TEXTO FORNECIDO:
========
SÃO CLEMENTE – A escola apresenta uma proposta estranhamente contraditória – criticar as escolas de samba e os desfiles através... de um samba reeditado! “E o Samba Sambou” foi um dos melhores momentos da história da São Clemente e rendeu uma ótima classificação em 1990. Era uma proposta de enredo arriscada, mesmo numa época onde os enredos críticos eram bem melhor compreendidos, e acabou fazendo muito sucesso entre critica e público. Mas, a questão que se impõe é a seguinte– o samba é realmente uma obra prima? Nem de perto. Talvez fosse o samba certo na hora certa, mas a própria São Clemente apresentou coisa muito superior, p.ex. em 1987, com o magnífico “Capitães do Asfalto”. A obra tem qualidades, principalmente nos dois refrões, o primeiro com sua ironia fina e direta, o segundo, com o emocionante apelo aos antigos carnavais. Porém, a letra acabou bastante datada por ser fruto do passado. Se Rambo era campeão de bilheteria na época, hoje só vai bater nos vietcongues se for de bengala. As trocas de artistas entre as agremiações são naturais, o próprio ‘passe’, expressão que veio do futebol, foi superado pela Lei Pelé e o aspecto comercial da festa se tornou preocupação até do sambista mais raiz. Aliás, indo na onda do Rambo, a escola poderia ter feito o “E o Samba Sambou II – A Missão”, com samba novo, explorando os problemas atuais da festa – que são muitos e diferentes, inclusive os sambas reeditados. Imagine as alas dos evangélicos? As do povo sem samba e sem saúde – uma alusão aos que defendem o fim do carnaval em troca do redirecionamento dos recursos para a saúde, coisa que nunca acontece, tendo em vista os mais de mil funcionários da saúde demitidos pelo atual prefeito do Rio de Janeiro só nos últimos dias? Enfim, o medo da mais uma vez tomar bomba dos jurados no quesito musical fez a proposta, que deveria ser ousada, transformar-se numa tentativa de uma ‘nota dez’ fácil. Mas a obra não tem a envergadura de um “Heróis da Liberdade” ou de um “Aquarela Brasileira”, sendo pouco mais do que um bom samba funcional da década de 90. Apesar das qualidades e do valor nostálgico, não tem força suficiente para uma revisitação. NOTA: 7,4.
========
TRECHOS DE DADOS:
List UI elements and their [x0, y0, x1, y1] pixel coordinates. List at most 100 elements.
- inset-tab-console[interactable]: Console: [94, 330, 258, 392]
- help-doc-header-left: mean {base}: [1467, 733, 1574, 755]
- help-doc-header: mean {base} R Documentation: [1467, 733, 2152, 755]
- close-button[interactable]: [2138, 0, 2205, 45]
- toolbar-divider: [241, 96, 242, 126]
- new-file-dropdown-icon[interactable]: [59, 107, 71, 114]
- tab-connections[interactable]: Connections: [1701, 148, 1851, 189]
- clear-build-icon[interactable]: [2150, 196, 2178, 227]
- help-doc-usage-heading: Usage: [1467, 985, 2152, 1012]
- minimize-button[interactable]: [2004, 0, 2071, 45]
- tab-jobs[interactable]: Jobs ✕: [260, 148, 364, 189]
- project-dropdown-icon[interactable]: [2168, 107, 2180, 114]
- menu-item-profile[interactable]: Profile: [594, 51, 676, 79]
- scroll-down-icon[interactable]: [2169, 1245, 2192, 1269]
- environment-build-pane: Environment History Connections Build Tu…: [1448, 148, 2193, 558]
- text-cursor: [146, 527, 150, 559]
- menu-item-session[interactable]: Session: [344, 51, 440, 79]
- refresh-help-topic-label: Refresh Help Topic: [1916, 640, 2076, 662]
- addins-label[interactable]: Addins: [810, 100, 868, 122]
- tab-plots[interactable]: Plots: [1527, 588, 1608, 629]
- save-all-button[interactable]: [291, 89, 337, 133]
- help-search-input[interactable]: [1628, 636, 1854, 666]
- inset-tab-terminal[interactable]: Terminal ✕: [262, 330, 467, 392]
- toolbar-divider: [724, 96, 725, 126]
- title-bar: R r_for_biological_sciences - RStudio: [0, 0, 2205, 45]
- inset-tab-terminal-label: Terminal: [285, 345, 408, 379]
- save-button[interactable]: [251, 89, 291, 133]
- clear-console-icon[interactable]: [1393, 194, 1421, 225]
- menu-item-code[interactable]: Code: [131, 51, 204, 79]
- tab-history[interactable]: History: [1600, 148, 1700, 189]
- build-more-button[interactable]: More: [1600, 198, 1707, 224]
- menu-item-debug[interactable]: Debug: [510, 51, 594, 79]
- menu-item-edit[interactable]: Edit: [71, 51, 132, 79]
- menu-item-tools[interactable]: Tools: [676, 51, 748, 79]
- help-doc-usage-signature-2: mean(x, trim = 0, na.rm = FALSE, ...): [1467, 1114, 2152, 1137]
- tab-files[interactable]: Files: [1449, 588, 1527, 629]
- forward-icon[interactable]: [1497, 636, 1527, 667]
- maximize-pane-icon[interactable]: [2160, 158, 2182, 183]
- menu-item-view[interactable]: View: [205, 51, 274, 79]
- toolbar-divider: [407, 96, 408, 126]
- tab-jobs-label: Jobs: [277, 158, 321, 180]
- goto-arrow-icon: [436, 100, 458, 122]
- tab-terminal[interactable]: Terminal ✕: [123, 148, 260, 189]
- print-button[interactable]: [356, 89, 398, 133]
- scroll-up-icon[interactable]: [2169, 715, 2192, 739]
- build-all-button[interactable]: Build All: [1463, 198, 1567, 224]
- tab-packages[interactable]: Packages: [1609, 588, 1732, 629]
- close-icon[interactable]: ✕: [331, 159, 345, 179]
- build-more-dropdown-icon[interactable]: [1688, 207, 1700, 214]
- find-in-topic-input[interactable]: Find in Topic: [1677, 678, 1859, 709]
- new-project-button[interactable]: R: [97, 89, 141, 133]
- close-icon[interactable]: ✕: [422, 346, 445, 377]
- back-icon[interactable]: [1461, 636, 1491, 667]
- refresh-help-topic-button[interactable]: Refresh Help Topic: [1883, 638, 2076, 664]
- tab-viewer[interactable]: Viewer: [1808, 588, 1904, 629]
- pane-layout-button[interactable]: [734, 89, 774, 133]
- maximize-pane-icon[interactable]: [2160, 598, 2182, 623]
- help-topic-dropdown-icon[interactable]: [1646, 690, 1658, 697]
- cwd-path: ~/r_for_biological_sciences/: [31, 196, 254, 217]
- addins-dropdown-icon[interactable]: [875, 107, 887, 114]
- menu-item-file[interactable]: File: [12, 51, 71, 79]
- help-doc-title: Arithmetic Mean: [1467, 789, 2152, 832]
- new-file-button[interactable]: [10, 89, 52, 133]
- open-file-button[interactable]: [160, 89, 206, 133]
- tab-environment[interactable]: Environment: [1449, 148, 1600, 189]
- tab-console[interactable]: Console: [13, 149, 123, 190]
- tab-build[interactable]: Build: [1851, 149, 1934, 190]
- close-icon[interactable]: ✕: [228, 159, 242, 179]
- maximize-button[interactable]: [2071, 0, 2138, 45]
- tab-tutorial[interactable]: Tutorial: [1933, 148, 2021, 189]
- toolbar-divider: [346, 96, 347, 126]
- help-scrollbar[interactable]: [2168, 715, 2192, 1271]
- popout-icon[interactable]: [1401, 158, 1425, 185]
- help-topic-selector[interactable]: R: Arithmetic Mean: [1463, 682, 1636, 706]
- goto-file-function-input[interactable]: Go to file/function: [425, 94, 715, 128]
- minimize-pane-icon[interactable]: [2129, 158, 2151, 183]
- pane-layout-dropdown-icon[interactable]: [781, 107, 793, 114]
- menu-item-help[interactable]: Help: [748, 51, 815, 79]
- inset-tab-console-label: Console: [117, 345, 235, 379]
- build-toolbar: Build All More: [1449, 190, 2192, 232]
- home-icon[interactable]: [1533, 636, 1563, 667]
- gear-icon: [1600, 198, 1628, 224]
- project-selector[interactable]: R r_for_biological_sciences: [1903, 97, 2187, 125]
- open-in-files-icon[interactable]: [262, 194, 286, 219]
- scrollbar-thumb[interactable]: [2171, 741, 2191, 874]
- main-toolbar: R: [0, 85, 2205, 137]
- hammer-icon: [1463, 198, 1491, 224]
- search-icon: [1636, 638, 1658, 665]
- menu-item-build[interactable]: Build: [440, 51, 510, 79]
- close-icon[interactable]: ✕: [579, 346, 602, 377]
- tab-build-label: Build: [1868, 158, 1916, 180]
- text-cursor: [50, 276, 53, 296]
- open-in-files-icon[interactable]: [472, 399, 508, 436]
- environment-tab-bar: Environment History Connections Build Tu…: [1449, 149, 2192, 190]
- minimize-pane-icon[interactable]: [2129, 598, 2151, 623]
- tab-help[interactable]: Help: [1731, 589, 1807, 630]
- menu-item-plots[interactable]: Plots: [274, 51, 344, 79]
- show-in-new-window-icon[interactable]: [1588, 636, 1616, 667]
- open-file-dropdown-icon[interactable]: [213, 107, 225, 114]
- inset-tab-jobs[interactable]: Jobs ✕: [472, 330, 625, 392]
========
TAREFAS:
A. Liste todos os títulos que aparecem entre aspas duplas no texto sobre o samba da São Clemente.
B. Retorne sem alterações as linhas da listagem desde o início até a linha que contém "- help-doc-usage-signature-2: mean(x, trim", incluindo essa linha.
O texto e a listagem vêm de fontes diferentes.

RESPOSTAS COMPLETAS:
A.
- "E o Samba Sambou"
- "Capitães do Asfalto"
- "E o Samba Sambou II – A Missão"
- "Heróis da Liberdade"
- "Aquarela Brasileira"

B.
List UI elements and their [x0, y0, x1, y1] pixel coordinates. List at most 100 elements.
- inset-tab-console[interactable]: Console: [94, 330, 258, 392]
- help-doc-header-left: mean {base}: [1467, 733, 1574, 755]
- help-doc-header: mean {base} R Documentation: [1467, 733, 2152, 755]
- close-button[interactable]: [2138, 0, 2205, 45]
- toolbar-divider: [241, 96, 242, 126]
- new-file-dropdown-icon[interactable]: [59, 107, 71, 114]
- tab-connections[interactable]: Connections: [1701, 148, 1851, 189]
- clear-build-icon[interactable]: [2150, 196, 2178, 227]
- help-doc-usage-heading: Usage: [1467, 985, 2152, 1012]
- minimize-button[interactable]: [2004, 0, 2071, 45]
- tab-jobs[interactable]: Jobs ✕: [260, 148, 364, 189]
- project-dropdown-icon[interactable]: [2168, 107, 2180, 114]
- menu-item-profile[interactable]: Profile: [594, 51, 676, 79]
- scroll-down-icon[interactable]: [2169, 1245, 2192, 1269]
- environment-build-pane: Environment History Connections Build Tu…: [1448, 148, 2193, 558]
- text-cursor: [146, 527, 150, 559]
- menu-item-session[interactable]: Session: [344, 51, 440, 79]
- refresh-help-topic-label: Refresh Help Topic: [1916, 640, 2076, 662]
- addins-label[interactable]: Addins: [810, 100, 868, 122]
- tab-plots[interactable]: Plots: [1527, 588, 1608, 629]
- save-all-button[interactable]: [291, 89, 337, 133]
- help-search-input[interactable]: [1628, 636, 1854, 666]
- inset-tab-terminal[interactable]: Terminal ✕: [262, 330, 467, 392]
- toolbar-divider: [724, 96, 725, 126]
- title-bar: R r_for_biological_sciences - RStudio: [0, 0, 2205, 45]
- inset-tab-terminal-label: Terminal: [285, 345, 408, 379]
- save-button[interactable]: [251, 89, 291, 133]
- clear-console-icon[interactable]: [1393, 194, 1421, 225]
- menu-item-code[interactable]: Code: [131, 51, 204, 79]
- tab-history[interactable]: History: [1600, 148, 1700, 189]
- build-more-button[interactable]: More: [1600, 198, 1707, 224]
- menu-item-debug[interactable]: Debug: [510, 51, 594, 79]
- menu-item-edit[interactable]: Edit: [71, 51, 132, 79]
- menu-item-tools[interactable]: Tools: [676, 51, 748, 79]
- help-doc-usage-signature-2: mean(x, trim = 0, na.rm = FALSE, ...): [1467, 1114, 2152, 1137]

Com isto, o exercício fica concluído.